What the exercise asks:
Copy out all lines with the word "recovered" in them.

(Part of a data file)
--- --- ---

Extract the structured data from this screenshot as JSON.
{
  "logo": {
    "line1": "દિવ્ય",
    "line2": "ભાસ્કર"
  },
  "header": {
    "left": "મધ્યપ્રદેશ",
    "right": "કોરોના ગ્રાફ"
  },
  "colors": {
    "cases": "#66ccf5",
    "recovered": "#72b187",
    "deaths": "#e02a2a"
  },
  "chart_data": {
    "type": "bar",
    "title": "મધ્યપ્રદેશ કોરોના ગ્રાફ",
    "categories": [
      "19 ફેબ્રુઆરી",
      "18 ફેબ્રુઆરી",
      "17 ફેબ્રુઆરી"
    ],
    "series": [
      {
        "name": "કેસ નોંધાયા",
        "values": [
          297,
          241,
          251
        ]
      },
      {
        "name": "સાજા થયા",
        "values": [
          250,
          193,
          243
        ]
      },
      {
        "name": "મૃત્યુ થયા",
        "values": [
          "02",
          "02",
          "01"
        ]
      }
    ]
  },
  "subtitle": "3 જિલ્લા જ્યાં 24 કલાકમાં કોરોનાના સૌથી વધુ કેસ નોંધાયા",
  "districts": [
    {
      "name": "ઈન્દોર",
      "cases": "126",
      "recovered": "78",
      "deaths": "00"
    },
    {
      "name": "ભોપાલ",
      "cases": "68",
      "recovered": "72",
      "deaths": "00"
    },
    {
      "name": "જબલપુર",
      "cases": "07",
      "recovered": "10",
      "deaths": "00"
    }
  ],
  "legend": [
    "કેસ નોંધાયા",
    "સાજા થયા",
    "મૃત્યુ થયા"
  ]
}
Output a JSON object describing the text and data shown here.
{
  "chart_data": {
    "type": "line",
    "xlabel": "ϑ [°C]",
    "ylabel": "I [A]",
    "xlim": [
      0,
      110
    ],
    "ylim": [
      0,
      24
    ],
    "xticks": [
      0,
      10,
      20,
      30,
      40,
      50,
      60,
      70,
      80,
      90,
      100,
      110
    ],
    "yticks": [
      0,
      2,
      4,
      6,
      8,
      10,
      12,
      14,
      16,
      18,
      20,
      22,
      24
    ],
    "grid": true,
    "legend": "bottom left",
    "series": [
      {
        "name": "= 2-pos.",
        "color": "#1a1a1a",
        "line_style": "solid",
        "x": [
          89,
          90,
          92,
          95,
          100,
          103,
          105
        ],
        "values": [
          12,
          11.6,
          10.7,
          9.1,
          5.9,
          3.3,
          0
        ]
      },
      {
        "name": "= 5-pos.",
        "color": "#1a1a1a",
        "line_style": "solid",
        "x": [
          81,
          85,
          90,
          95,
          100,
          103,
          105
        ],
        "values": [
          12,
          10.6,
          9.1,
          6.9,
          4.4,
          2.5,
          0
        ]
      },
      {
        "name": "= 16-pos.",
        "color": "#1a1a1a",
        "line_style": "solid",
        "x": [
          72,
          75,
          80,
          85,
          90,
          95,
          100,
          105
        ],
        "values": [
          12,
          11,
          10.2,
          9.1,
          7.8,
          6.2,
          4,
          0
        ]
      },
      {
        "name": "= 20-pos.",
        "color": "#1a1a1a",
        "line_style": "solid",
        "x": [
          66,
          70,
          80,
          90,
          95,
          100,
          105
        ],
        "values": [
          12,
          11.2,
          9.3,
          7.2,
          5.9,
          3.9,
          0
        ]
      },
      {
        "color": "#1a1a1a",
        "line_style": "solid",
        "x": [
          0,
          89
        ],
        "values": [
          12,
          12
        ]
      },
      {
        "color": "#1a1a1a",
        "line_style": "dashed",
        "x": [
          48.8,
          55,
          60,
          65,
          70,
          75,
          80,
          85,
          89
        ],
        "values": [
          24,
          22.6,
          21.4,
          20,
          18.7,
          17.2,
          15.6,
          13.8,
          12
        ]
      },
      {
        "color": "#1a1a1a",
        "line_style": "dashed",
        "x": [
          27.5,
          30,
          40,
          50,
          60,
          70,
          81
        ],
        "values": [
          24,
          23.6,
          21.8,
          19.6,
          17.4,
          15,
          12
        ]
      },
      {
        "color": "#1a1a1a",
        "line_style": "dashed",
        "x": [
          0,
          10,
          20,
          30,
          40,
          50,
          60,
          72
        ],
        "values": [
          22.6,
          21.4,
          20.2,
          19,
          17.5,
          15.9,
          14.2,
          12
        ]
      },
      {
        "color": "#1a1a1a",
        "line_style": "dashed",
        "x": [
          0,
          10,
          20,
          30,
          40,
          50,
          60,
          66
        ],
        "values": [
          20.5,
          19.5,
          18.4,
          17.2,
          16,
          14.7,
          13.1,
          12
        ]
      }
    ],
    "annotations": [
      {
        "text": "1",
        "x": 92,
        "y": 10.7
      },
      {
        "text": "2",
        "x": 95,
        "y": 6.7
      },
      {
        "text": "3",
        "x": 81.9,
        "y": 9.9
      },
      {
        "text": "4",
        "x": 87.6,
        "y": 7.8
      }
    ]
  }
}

--- --- ---

Output for this task:
    "recovered": "#72b187",
      "recovered": "78",
      "recovered": "72",
      "recovered": "10",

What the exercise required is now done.